── Data lines ──
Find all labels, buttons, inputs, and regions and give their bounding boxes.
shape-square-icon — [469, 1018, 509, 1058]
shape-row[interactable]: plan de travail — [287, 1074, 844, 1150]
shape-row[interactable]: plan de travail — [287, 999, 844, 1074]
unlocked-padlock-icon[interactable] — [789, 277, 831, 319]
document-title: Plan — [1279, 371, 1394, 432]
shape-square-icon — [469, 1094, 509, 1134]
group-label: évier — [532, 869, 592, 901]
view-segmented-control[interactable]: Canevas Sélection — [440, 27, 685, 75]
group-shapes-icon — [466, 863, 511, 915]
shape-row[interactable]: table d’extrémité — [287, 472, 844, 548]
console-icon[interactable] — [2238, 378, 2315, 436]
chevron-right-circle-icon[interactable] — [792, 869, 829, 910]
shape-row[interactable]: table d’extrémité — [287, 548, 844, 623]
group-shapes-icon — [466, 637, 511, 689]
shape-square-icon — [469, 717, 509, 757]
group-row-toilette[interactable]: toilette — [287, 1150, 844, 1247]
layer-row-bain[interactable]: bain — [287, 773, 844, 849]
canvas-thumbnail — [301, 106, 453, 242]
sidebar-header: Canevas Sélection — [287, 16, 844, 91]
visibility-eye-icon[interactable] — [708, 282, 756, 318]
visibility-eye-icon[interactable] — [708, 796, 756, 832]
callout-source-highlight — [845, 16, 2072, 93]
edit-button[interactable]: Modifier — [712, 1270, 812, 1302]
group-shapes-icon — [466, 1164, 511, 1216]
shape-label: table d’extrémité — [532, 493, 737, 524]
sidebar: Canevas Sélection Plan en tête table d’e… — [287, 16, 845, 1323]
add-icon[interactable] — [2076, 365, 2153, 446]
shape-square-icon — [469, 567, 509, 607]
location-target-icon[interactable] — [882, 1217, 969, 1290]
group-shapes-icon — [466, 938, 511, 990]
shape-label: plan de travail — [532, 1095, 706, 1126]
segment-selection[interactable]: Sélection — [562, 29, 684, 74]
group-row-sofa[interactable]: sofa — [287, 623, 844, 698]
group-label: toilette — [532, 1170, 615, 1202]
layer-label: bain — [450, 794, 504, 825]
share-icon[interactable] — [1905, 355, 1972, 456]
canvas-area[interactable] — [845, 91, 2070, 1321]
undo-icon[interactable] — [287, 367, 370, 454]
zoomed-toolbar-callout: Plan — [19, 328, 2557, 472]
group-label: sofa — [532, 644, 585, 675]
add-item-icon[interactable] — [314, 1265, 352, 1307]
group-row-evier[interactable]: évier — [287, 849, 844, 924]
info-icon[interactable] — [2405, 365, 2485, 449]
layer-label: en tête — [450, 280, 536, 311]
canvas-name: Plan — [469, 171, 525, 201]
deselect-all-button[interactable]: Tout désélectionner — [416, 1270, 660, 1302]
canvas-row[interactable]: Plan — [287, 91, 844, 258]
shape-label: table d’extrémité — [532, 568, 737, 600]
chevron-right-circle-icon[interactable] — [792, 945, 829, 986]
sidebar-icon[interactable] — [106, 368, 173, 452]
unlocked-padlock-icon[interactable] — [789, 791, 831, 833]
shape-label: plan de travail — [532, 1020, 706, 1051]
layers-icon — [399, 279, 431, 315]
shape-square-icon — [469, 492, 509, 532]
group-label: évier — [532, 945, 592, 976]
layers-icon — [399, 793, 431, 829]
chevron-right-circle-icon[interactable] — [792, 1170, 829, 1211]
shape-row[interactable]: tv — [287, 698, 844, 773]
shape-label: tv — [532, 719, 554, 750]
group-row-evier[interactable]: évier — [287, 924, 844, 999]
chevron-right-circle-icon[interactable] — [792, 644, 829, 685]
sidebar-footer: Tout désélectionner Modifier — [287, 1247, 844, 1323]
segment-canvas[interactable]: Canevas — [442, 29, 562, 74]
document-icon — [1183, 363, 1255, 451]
───
### Your instructions
Count how many lines of the records above contain the string "right", matching case exactly. Reply with the number only.

### Output for this exercise
4